→ Written exercise
Make an exact copy of all the entries below, with the pictures left out.

A block of data:
--- --- ---

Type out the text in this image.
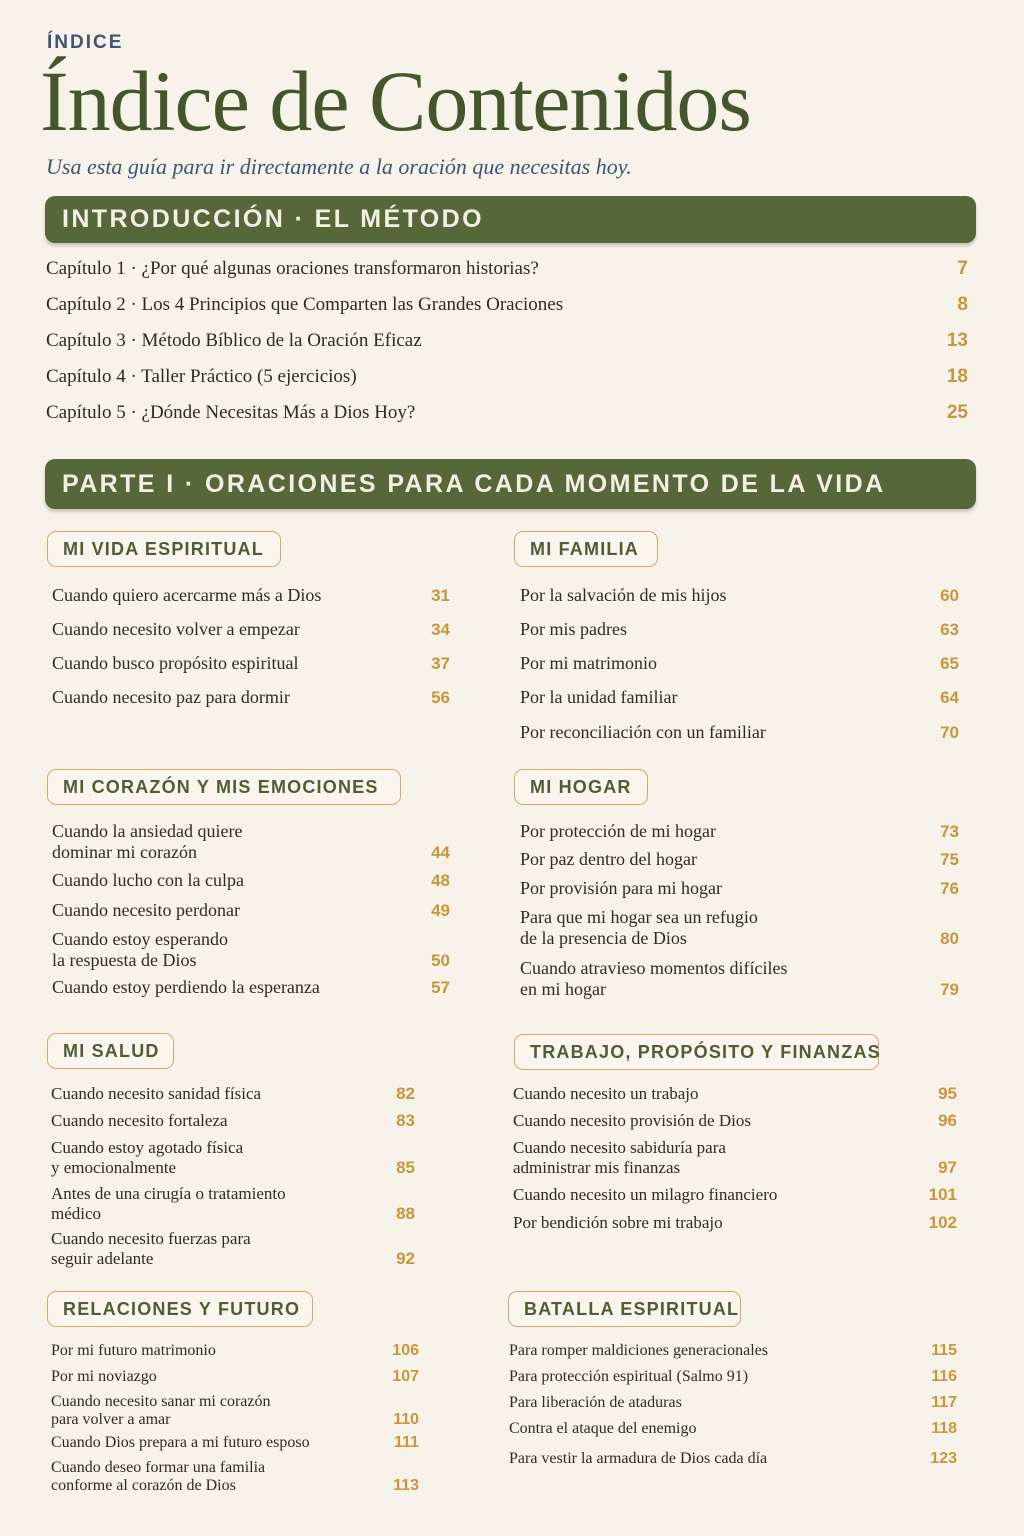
ÍNDICE
Índice de Contenidos
Usa esta guía para ir directamente a la oración que necesitas hoy.
INTRODUCCIÓN · EL MÉTODO
Capítulo 1 · ¿Por qué algunas oraciones transformaron historias?	7
Capítulo 2 · Los 4 Principios que Comparten las Grandes Oraciones	8
Capítulo 3 · Método Bíblico de la Oración Eficaz	13
Capítulo 4 · Taller Práctico (5 ejercicios)	18
Capítulo 5 · ¿Dónde Necesitas Más a Dios Hoy?	25
PARTE I · ORACIONES PARA CADA MOMENTO DE LA VIDA
MI VIDA ESPIRITUAL
Cuando quiero acercarme más a Dios	31
Cuando necesito volver a empezar	34
Cuando busco propósito espiritual	37
Cuando necesito paz para dormir	56
MI FAMILIA
Por la salvación de mis hijos	60
Por mis padres	63
Por mi matrimonio	65
Por la unidad familiar	64
Por reconciliación con un familiar	70
MI CORAZÓN Y MIS EMOCIONES
Cuando la ansiedad quiere
dominar mi corazón	44
Cuando lucho con la culpa	48
Cuando necesito perdonar	49
Cuando estoy esperando
la respuesta de Dios	50
Cuando estoy perdiendo la esperanza	57
MI HOGAR
Por protección de mi hogar	73
Por paz dentro del hogar	75
Por provisión para mi hogar	76
Para que mi hogar sea un refugio
de la presencia de Dios	80
Cuando atravieso momentos difíciles
en mi hogar	79
MI SALUD
Cuando necesito sanidad física	82
Cuando necesito fortaleza	83
Cuando estoy agotado física
y emocionalmente	85
Antes de una cirugía o tratamiento
médico	88
Cuando necesito fuerzas para
seguir adelante	92
TRABAJO, PROPÓSITO Y FINANZAS
Cuando necesito un trabajo	95
Cuando necesito provisión de Dios	96
Cuando necesito sabiduría para
administrar mis finanzas	97
Cuando necesito un milagro financiero	101
Por bendición sobre mi trabajo	102
RELACIONES Y FUTURO
Por mi futuro matrimonio	106
Por mi noviazgo	107
Cuando necesito sanar mi corazón
para volver a amar	110
Cuando Dios prepara a mi futuro esposo	111
Cuando deseo formar una familia
conforme al corazón de Dios	113
BATALLA ESPIRITUAL
Para romper maldiciones generacionales	115
Para protección espiritual (Salmo 91)	116
Para liberación de ataduras	117
Contra el ataque del enemigo	118
Para vestir la armadura de Dios cada día	123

--- --- ---

→ Worked answer
Type out the text in this image.
ÍNDICE
Índice de Contenidos
Usa esta guía para ir directamente a la oración que necesitas hoy.
INTRODUCCIÓN · EL MÉTODO
Capítulo 1 · ¿Por qué algunas oraciones transformaron historias?	7
Capítulo 2 · Los 4 Principios que Comparten las Grandes Oraciones	8
Capítulo 3 · Método Bíblico de la Oración Eficaz	13
Capítulo 4 · Taller Práctico (5 ejercicios)	18
Capítulo 5 · ¿Dónde Necesitas Más a Dios Hoy?	25
PARTE I · ORACIONES PARA CADA MOMENTO DE LA VIDA
MI VIDA ESPIRITUAL
Cuando quiero acercarme más a Dios	31
Cuando necesito volver a empezar	34
Cuando busco propósito espiritual	37
Cuando necesito paz para dormir	56
MI FAMILIA
Por la salvación de mis hijos	60
Por mis padres	63
Por mi matrimonio	65
Por la unidad familiar	64
Por reconciliación con un familiar	70
MI CORAZÓN Y MIS EMOCIONES
Cuando la ansiedad quiere
dominar mi corazón	44
Cuando lucho con la culpa	48
Cuando necesito perdonar	49
Cuando estoy esperando
la respuesta de Dios	50
Cuando estoy perdiendo la esperanza	57
MI HOGAR
Por protección de mi hogar	73
Por paz dentro del hogar	75
Por provisión para mi hogar	76
Para que mi hogar sea un refugio
de la presencia de Dios	80
Cuando atravieso momentos difíciles
en mi hogar	79
MI SALUD
Cuando necesito sanidad física	82
Cuando necesito fortaleza	83
Cuando estoy agotado física
y emocionalmente	85
Antes de una cirugía o tratamiento
médico	88
Cuando necesito fuerzas para
seguir adelante	92
TRABAJO, PROPÓSITO Y FINANZAS
Cuando necesito un trabajo	95
Cuando necesito provisión de Dios	96
Cuando necesito sabiduría para
administrar mis finanzas	97
Cuando necesito un milagro financiero	101
Por bendición sobre mi trabajo	102
RELACIONES Y FUTURO
Por mi futuro matrimonio	106
Por mi noviazgo	107
Cuando necesito sanar mi corazón
para volver a amar	110
Cuando Dios prepara a mi futuro esposo	111
Cuando deseo formar una familia
conforme al corazón de Dios	113
BATALLA ESPIRITUAL
Para romper maldiciones generacionales	115
Para protección espiritual (Salmo 91)	116
Para liberación de ataduras	117
Contra el ataque del enemigo	118
Para vestir la armadura de Dios cada día	123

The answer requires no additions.